### [REQUEST]
From the listing below, select every line where the word "一个或多个人员伤亡" appears.

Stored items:
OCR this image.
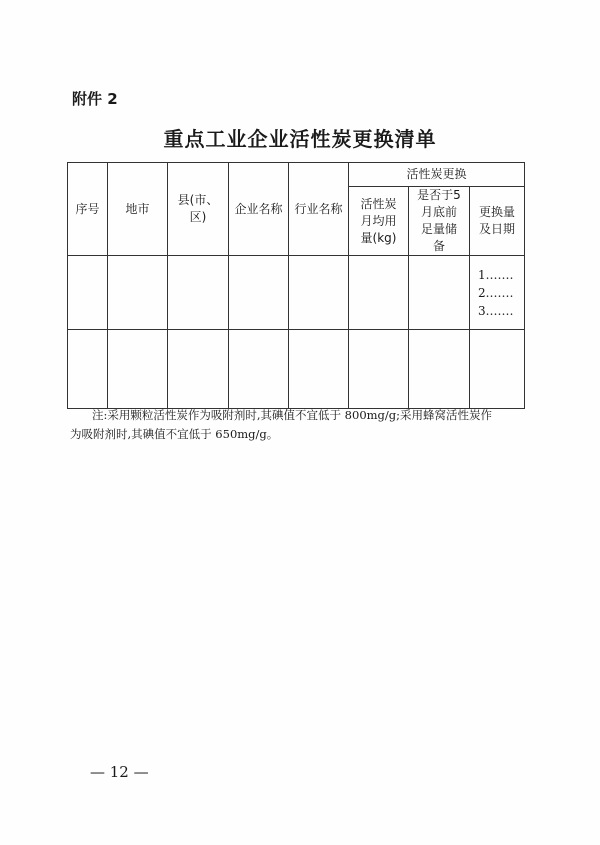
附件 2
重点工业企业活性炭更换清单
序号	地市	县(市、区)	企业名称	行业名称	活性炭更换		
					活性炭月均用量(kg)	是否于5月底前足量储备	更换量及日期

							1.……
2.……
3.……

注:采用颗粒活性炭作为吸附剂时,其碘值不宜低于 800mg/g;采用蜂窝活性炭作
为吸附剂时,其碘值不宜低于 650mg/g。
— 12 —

---

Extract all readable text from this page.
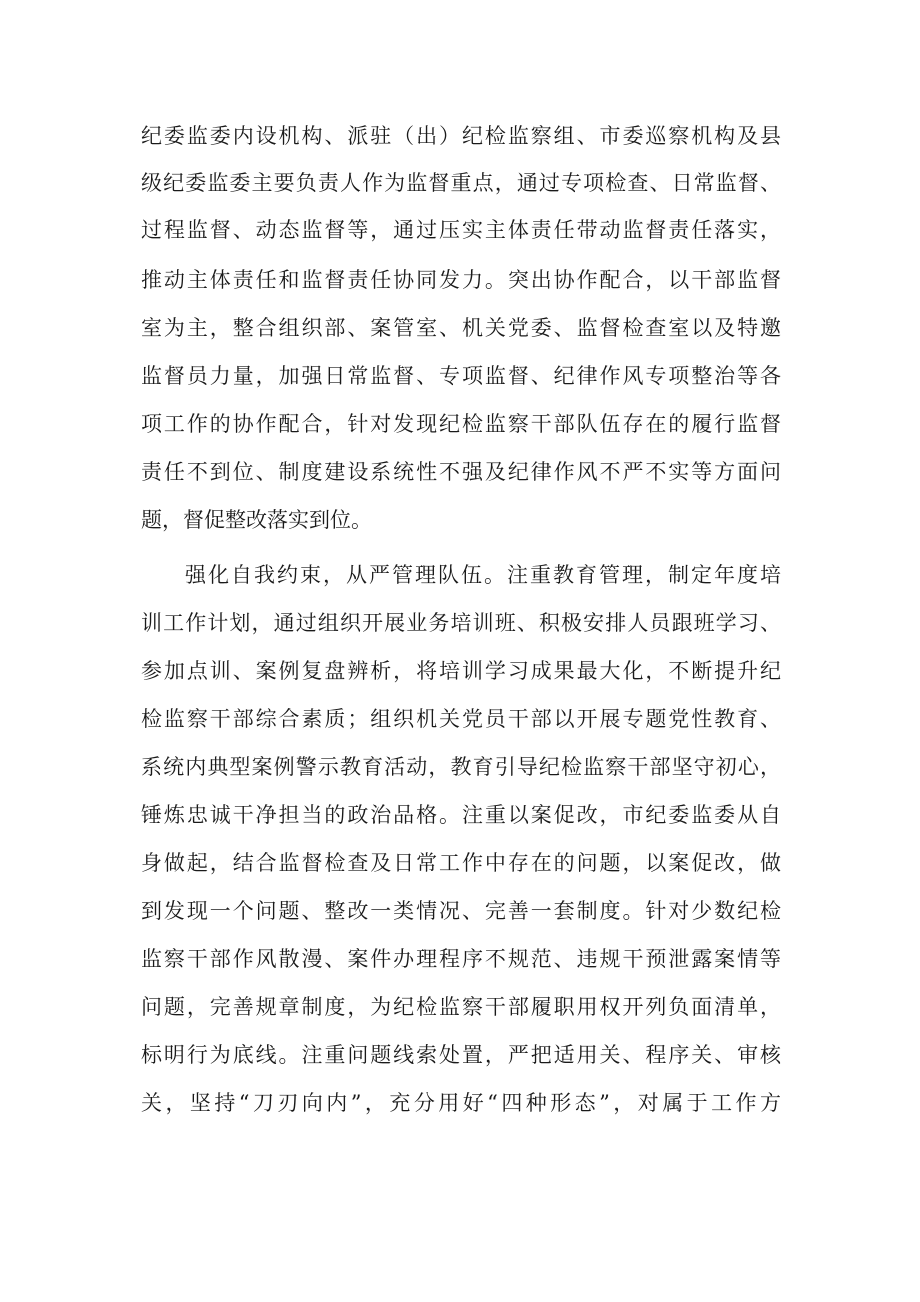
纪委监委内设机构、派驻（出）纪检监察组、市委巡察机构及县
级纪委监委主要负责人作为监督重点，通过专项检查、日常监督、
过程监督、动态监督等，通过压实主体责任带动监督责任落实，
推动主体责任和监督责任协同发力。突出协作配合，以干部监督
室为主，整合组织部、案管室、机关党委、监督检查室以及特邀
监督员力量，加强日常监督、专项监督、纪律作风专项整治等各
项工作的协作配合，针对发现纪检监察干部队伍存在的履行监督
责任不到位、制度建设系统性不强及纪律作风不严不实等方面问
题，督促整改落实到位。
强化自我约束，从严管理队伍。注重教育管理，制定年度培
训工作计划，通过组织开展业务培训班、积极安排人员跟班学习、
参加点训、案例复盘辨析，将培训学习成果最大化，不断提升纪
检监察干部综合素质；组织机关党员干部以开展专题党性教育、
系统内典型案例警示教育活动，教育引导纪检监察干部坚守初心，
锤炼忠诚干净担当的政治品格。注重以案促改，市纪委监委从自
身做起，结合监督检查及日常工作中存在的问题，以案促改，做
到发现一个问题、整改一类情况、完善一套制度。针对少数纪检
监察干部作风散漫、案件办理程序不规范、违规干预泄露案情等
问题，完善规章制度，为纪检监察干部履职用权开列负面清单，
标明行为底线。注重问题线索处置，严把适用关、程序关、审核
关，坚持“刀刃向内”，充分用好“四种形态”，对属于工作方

---

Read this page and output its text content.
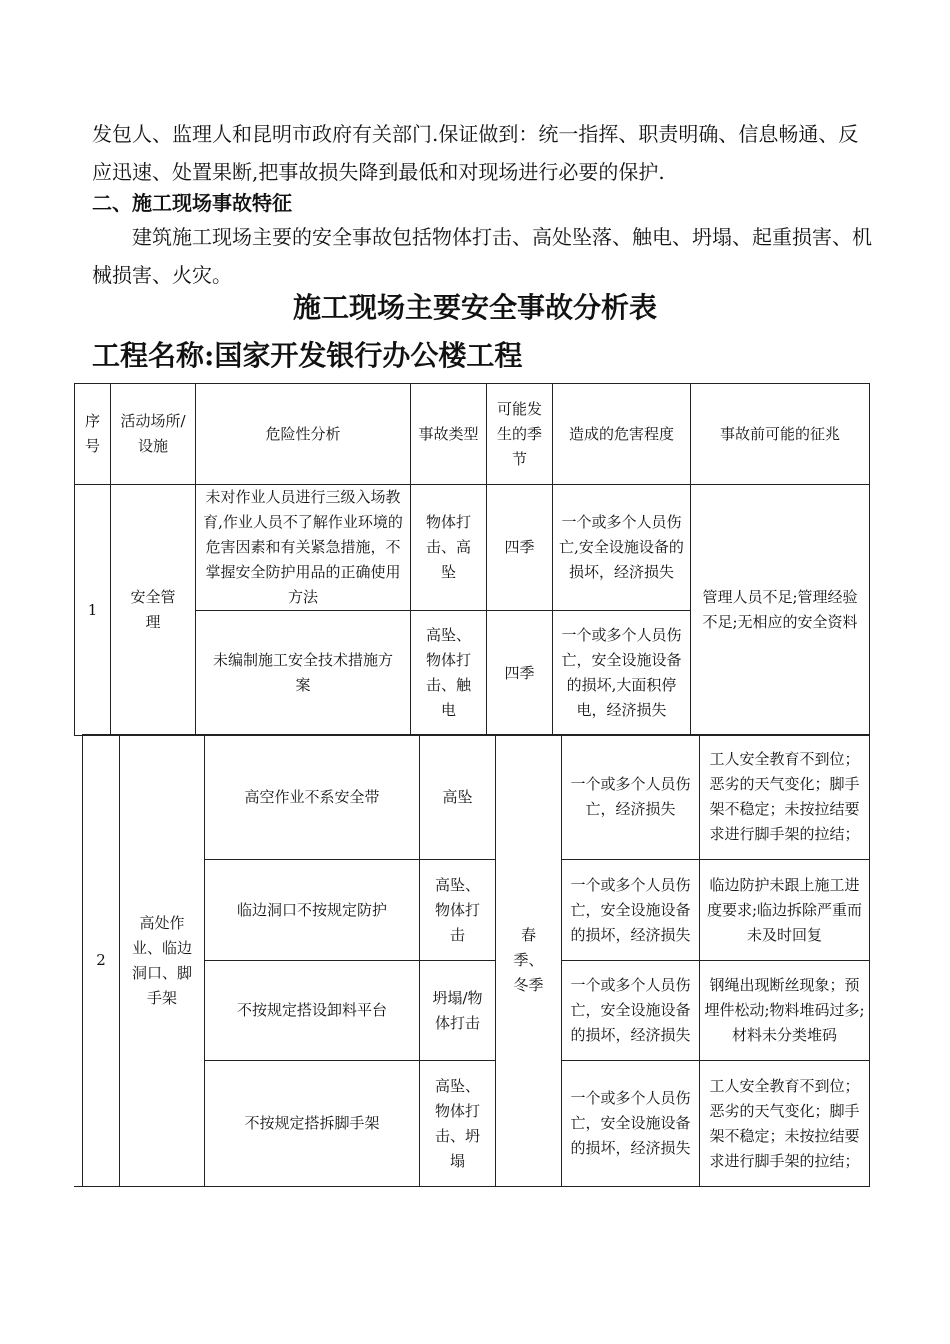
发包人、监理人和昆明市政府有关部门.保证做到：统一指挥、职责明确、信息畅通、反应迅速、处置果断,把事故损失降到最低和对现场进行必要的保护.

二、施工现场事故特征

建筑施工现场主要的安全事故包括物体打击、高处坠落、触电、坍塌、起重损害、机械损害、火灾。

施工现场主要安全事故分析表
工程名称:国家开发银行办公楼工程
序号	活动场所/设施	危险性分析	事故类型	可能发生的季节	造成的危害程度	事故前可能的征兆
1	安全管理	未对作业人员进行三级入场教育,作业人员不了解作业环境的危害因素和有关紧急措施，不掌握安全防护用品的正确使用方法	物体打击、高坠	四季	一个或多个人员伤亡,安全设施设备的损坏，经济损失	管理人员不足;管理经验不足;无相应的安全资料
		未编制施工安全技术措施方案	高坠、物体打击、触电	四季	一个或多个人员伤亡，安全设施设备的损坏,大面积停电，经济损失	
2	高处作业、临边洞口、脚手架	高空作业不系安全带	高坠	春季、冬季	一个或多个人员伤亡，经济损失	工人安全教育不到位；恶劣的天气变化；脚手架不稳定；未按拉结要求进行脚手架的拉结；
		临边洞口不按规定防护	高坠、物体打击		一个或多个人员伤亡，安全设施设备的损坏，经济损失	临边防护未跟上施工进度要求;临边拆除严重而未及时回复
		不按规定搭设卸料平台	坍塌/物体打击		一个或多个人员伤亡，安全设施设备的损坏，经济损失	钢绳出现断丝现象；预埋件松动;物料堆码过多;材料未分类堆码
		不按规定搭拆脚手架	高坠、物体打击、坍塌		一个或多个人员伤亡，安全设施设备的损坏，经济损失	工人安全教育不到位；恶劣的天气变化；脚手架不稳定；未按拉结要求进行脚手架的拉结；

### [FINISHED ANSWER]
1	安全管理	未对作业人员进行三级入场教育,作业人员不了解作业环境的危害因素和有关紧急措施，不掌握安全防护用品的正确使用方法	物体打击、高坠	四季	一个或多个人员伤亡,安全设施设备的损坏，经济损失	管理人员不足;管理经验不足;无相应的安全资料
		未编制施工安全技术措施方案	高坠、物体打击、触电	四季	一个或多个人员伤亡，安全设施设备的损坏,大面积停电，经济损失	
2	高处作业、临边洞口、脚手架	高空作业不系安全带	高坠	春季、冬季	一个或多个人员伤亡，经济损失	工人安全教育不到位；恶劣的天气变化；脚手架不稳定；未按拉结要求进行脚手架的拉结；
		临边洞口不按规定防护	高坠、物体打击		一个或多个人员伤亡，安全设施设备的损坏，经济损失	临边防护未跟上施工进度要求;临边拆除严重而未及时回复
		不按规定搭设卸料平台	坍塌/物体打击		一个或多个人员伤亡，安全设施设备的损坏，经济损失	钢绳出现断丝现象；预埋件松动;物料堆码过多;材料未分类堆码
		不按规定搭拆脚手架	高坠、物体打击、坍塌		一个或多个人员伤亡，安全设施设备的损坏，经济损失	工人安全教育不到位；恶劣的天气变化；脚手架不稳定；未按拉结要求进行脚手架的拉结；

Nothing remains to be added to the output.